:: Required task ::
Locate the line containing "Output the text content of this document.", then please write out that line and all the lines below it in the entries exactly.

Collected data
++++++++
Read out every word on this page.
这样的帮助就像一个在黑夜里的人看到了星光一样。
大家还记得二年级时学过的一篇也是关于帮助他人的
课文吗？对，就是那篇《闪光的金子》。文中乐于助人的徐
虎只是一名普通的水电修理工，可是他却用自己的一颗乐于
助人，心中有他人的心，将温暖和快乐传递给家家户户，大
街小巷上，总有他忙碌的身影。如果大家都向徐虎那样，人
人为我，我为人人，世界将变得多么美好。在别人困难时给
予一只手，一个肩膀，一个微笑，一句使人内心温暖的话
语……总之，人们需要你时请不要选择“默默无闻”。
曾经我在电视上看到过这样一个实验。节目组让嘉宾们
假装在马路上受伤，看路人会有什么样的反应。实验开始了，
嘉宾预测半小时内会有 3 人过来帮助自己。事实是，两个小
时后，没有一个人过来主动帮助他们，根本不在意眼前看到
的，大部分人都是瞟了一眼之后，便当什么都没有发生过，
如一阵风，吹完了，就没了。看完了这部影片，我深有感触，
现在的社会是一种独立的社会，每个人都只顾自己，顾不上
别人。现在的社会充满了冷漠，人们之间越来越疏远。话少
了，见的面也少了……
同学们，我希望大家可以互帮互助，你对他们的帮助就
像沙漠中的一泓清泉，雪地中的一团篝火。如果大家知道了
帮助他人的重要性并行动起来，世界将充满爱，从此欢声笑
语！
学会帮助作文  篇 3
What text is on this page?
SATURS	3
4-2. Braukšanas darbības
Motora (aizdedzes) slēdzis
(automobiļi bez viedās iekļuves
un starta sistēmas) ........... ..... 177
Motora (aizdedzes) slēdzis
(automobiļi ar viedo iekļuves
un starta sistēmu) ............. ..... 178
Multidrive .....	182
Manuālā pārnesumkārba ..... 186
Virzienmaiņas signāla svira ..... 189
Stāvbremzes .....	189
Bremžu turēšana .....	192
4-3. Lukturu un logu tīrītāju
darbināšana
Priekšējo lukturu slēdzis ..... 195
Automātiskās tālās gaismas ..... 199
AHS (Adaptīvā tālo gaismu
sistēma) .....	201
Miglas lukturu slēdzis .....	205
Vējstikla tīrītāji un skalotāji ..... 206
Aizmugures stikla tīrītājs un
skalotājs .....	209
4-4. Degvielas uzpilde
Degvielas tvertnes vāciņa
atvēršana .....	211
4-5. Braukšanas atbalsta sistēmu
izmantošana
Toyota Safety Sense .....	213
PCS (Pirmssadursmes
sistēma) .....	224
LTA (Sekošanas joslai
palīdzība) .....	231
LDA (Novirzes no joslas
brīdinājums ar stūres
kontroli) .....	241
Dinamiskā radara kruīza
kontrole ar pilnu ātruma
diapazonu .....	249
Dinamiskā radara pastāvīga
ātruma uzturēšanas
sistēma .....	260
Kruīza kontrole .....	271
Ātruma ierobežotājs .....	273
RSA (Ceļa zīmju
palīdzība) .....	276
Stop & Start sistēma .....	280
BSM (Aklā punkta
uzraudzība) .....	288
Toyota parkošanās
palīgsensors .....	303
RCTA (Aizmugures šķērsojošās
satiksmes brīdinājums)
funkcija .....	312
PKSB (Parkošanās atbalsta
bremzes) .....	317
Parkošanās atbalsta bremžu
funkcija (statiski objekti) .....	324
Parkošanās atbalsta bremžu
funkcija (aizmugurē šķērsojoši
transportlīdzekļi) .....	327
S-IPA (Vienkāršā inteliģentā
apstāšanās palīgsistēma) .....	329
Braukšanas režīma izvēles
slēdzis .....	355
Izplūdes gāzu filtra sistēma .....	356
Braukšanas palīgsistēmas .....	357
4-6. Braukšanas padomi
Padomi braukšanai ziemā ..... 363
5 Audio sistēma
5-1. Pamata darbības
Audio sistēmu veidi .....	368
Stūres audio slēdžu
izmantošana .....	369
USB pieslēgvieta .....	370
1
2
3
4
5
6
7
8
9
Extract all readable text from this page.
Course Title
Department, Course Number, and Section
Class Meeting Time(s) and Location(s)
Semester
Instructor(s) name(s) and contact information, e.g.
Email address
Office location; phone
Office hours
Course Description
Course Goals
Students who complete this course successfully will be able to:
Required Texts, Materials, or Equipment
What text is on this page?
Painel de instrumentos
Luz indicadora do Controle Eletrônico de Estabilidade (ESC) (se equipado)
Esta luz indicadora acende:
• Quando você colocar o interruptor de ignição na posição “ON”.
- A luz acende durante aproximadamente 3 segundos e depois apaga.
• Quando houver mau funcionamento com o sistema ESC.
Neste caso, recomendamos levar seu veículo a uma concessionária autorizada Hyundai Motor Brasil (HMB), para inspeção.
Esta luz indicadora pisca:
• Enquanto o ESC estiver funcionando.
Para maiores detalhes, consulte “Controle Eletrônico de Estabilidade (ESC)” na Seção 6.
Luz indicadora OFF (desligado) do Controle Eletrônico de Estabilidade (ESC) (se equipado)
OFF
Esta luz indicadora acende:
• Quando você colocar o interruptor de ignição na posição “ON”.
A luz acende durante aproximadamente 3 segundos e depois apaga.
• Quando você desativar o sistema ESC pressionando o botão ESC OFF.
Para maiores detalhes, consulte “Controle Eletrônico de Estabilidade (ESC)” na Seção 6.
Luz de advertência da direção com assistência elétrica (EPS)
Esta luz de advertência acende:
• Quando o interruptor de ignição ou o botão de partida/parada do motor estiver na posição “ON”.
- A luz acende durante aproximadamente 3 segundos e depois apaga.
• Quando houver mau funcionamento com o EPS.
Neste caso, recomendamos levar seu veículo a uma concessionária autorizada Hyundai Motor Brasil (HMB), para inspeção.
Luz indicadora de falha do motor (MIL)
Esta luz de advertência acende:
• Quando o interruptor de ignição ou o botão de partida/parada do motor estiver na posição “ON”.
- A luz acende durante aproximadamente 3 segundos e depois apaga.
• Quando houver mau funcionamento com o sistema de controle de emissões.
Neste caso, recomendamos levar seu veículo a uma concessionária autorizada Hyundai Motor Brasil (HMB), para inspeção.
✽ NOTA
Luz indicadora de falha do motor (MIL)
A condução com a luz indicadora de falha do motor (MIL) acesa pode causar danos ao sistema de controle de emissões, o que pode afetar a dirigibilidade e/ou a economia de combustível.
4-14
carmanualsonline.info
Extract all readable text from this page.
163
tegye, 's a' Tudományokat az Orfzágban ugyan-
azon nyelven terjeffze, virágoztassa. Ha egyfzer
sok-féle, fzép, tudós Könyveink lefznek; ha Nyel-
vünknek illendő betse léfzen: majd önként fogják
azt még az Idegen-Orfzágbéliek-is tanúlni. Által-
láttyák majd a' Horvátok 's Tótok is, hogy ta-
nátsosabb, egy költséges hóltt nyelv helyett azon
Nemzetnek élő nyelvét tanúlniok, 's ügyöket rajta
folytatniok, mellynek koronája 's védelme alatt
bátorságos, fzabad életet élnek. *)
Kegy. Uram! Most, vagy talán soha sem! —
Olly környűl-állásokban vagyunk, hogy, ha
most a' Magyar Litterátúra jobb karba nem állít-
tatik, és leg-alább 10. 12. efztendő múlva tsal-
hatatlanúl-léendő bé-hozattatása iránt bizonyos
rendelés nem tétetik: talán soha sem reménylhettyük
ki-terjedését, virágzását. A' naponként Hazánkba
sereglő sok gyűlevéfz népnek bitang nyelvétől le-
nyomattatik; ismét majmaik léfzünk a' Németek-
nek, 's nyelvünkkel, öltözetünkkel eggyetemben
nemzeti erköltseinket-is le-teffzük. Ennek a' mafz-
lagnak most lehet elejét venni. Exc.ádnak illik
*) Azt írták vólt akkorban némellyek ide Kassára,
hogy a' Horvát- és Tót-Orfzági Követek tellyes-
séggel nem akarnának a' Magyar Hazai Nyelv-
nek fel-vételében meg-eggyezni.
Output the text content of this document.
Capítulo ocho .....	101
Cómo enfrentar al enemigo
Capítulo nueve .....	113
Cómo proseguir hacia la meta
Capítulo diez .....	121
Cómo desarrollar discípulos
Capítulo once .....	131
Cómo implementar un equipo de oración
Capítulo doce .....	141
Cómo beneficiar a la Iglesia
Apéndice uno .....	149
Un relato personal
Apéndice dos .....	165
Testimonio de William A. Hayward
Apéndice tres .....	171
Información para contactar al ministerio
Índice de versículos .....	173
++++++++
:: Result of this exercise ::
Output the text content of this document.
Capítulo ocho .....	101
Cómo enfrentar al enemigo
Capítulo nueve .....	113
Cómo proseguir hacia la meta
Capítulo diez .....	121
Cómo desarrollar discípulos
Capítulo once .....	131
Cómo implementar un equipo de oración
Capítulo doce .....	141
Cómo beneficiar a la Iglesia
Apéndice uno .....	149
Un relato personal
Apéndice dos .....	165
Testimonio de William A. Hayward
Apéndice tres .....	171
Información para contactar al ministerio
Índice de versículos .....	173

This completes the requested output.